• _EXCERPTED PASSAGE_
_ _ _ _ _ _ _
Foundry-Local How to load a local QNN model using C #？

I successfully loaded and ran the QNN model converted from VSCode in cmd according to the tutorial.

I obtained the model list using C # code but couldn't find the model I wanted.


                    foundryLocalManager = new FoundryLocalManager();
                    if (!foundryLocalManager.IsServiceRunning)
                    {
                        await foundryLocalManager.StartServiceAsync();
                    }
                    var list = await foundryLocalManager.ListCatalogModelsAsync();
                    var list1 = await foundryLocalManager.ListCachedModelsAsync();
                    var list2 = await foundryLocalManager.ListLoadedModelsAsync();
                    modelInfo = await foundryLocalManager.GetModelInfoAsync(aliasOrModelId: modelId);
                    ApiKeyCredential key = new ApiKeyCredential(foundryLocalManager.ApiKey);
                    client = new OpenAIClient(key, new OpenAIClientOptions
                    {
                        Endpoint = foundryLocalManager.Endpoint
                    });
                    chatClient = client.GetChatClient(modelInfo?.ModelId);

How do I load the local model？

AB#76094

Aug 14 '25 10:08 nnbw-liu

Hi @qihui-liu,

You can load the local model using the LoadModelAsync API

e.g.
_ _ _ _ _ _ _
• _DATA EXTRACT_
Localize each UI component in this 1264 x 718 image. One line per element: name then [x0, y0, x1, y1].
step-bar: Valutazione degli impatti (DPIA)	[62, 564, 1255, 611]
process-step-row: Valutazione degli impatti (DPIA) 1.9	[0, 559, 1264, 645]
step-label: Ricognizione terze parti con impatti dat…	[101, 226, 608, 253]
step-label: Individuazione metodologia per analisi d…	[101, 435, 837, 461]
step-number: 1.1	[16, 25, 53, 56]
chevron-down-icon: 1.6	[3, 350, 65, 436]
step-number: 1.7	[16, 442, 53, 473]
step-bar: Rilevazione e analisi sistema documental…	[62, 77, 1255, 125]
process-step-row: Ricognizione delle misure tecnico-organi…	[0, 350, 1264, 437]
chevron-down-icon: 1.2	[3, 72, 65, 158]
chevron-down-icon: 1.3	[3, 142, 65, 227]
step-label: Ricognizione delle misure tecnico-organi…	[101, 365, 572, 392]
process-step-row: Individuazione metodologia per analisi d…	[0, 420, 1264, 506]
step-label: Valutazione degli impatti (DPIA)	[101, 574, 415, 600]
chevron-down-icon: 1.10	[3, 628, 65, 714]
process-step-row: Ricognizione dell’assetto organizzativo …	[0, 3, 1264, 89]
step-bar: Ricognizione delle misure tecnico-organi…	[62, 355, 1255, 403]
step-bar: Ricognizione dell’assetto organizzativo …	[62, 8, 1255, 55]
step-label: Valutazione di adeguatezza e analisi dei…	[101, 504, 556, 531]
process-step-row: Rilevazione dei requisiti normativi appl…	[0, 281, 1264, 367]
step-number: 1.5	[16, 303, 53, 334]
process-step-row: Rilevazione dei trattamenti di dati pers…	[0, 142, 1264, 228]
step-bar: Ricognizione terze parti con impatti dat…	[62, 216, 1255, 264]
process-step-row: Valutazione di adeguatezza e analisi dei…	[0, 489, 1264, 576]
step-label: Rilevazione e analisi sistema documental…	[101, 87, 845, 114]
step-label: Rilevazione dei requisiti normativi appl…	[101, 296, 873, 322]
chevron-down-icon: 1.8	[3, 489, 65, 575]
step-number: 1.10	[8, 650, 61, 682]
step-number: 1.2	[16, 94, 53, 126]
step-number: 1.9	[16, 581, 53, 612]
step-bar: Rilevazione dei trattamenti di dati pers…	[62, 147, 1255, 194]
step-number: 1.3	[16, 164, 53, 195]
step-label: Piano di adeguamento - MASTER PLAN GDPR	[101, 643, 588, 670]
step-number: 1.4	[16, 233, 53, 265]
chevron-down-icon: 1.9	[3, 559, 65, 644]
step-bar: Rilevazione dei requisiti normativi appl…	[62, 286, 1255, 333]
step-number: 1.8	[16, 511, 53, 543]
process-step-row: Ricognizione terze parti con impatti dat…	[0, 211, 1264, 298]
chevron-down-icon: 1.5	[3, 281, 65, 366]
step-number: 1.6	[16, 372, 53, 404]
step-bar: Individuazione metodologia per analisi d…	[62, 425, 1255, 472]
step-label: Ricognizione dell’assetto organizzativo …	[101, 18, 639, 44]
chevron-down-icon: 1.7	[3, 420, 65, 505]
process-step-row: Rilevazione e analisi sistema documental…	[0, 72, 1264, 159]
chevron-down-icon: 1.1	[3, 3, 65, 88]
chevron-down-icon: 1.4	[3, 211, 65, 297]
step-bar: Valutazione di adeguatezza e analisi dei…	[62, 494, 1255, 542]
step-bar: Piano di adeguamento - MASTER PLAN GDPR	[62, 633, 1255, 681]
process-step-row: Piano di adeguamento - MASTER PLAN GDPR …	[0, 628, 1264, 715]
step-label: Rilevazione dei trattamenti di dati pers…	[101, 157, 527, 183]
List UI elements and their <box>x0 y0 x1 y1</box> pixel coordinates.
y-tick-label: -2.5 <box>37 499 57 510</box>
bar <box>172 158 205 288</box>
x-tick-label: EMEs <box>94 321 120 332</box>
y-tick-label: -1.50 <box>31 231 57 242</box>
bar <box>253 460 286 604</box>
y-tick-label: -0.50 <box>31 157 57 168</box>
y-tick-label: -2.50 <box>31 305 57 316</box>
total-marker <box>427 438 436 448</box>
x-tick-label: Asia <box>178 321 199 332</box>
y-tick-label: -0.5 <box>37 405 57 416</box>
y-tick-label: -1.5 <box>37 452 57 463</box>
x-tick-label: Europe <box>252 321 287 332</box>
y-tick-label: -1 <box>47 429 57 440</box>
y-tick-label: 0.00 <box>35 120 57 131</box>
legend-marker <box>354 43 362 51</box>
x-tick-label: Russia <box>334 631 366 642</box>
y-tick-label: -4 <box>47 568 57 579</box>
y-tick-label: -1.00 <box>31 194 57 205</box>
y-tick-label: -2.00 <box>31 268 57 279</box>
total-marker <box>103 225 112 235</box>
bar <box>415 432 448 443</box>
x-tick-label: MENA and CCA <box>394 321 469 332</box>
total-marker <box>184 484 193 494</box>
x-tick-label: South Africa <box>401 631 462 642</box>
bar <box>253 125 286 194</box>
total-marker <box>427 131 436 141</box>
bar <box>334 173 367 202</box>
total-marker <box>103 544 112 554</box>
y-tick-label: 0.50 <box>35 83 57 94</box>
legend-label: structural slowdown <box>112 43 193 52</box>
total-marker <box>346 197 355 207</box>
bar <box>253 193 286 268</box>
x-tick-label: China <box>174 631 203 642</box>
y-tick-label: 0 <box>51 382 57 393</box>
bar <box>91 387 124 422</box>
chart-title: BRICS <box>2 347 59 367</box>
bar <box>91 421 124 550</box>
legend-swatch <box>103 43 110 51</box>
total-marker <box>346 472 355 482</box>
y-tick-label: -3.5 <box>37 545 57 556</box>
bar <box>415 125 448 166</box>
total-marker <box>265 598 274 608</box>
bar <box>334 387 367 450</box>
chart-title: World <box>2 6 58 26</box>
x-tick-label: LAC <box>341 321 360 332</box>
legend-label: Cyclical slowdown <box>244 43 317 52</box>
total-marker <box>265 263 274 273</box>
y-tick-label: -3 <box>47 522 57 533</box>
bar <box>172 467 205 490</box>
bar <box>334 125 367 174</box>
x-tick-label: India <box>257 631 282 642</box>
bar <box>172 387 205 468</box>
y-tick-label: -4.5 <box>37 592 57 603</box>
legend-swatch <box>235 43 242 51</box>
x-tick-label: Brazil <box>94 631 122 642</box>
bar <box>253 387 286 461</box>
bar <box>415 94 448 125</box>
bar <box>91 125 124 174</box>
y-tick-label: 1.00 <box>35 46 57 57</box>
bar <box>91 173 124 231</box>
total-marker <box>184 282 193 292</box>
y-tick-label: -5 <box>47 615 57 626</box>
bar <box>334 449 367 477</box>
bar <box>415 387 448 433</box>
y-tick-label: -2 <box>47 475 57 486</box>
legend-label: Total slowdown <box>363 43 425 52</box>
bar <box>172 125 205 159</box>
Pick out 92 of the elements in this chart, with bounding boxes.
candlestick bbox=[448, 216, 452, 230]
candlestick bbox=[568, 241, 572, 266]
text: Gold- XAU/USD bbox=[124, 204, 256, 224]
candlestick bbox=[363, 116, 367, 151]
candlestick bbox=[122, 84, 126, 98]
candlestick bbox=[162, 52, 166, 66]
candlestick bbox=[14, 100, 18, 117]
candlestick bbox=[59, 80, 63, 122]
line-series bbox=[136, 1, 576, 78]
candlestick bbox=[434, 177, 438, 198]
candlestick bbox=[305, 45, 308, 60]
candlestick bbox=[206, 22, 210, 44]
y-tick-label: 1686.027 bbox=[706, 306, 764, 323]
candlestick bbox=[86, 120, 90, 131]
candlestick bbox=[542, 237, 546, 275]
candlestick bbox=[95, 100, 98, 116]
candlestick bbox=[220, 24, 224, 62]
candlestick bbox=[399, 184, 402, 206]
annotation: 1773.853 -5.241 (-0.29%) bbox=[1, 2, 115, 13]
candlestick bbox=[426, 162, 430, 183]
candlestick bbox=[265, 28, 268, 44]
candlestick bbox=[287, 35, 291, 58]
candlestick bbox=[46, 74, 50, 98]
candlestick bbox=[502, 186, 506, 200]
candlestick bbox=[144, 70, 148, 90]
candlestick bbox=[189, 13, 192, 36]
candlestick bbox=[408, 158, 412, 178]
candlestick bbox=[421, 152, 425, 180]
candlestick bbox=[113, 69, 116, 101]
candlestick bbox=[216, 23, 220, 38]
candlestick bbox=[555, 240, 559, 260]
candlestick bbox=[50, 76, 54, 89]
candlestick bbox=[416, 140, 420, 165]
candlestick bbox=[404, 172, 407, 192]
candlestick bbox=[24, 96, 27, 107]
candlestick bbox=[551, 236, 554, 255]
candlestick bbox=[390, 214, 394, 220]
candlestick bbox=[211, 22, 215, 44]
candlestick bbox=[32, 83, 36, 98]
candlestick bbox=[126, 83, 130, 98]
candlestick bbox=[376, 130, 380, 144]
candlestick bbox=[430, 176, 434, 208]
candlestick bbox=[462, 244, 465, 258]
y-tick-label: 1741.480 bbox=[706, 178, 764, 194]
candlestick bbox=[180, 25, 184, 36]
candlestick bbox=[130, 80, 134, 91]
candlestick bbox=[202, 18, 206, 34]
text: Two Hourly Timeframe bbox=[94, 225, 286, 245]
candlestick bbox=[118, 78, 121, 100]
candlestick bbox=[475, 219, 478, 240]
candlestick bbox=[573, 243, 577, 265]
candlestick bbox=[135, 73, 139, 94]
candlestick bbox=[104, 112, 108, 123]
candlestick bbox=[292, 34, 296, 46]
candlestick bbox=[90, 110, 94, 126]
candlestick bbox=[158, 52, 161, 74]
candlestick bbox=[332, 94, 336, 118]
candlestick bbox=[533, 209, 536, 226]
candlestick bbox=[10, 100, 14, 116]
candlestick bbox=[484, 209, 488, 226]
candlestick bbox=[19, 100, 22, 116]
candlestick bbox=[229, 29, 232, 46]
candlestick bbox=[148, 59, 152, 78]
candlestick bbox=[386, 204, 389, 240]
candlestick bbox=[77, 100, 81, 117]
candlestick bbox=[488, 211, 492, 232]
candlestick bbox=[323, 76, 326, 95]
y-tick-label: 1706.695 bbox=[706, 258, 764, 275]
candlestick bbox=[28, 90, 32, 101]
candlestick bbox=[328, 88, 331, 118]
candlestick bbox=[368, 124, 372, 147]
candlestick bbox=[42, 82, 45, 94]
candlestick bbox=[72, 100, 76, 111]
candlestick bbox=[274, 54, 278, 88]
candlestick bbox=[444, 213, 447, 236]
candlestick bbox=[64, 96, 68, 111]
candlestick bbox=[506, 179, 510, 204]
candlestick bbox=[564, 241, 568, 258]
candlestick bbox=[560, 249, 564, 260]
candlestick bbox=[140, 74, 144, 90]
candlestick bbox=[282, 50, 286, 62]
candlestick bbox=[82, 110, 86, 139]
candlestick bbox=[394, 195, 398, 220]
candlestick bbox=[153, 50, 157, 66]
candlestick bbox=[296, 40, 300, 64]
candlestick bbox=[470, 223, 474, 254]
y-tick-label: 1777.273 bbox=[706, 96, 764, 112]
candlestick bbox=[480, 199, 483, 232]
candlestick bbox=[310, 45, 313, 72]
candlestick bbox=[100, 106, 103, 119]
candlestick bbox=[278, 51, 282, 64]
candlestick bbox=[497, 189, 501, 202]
_ _ _ _ _ _ _
• _CHALLENGE 1_
Answer from the Foundry-Local thread:
(a) In what program was the QNN model converted?
(b) Which method does the C# code call to list cached models?
(c) Which API does the reply name for loading the local model?
• _CHALLENGE 2_
From the Foundry-Local thread, extract word for word the stretch from "Foundry-Local How to" through "if (!foundryLocalManager.IsServiceRunning)".

• _EXERCISE RESPONSE 1_
(a) VSCode
(b) ListCachedModelsAsync
(c) LoadModelAsync

• _EXERCISE RESPONSE 2_
Foundry-Local How to load a local QNN model using C #？

I successfully loaded and ran the QNN model converted from VSCode in cmd according to the tutorial.

I obtained the model list using C # code but couldn't find the model I wanted.


                    foundryLocalManager = new FoundryLocalManager();
                    if (!foundryLocalManager.IsServiceRunning)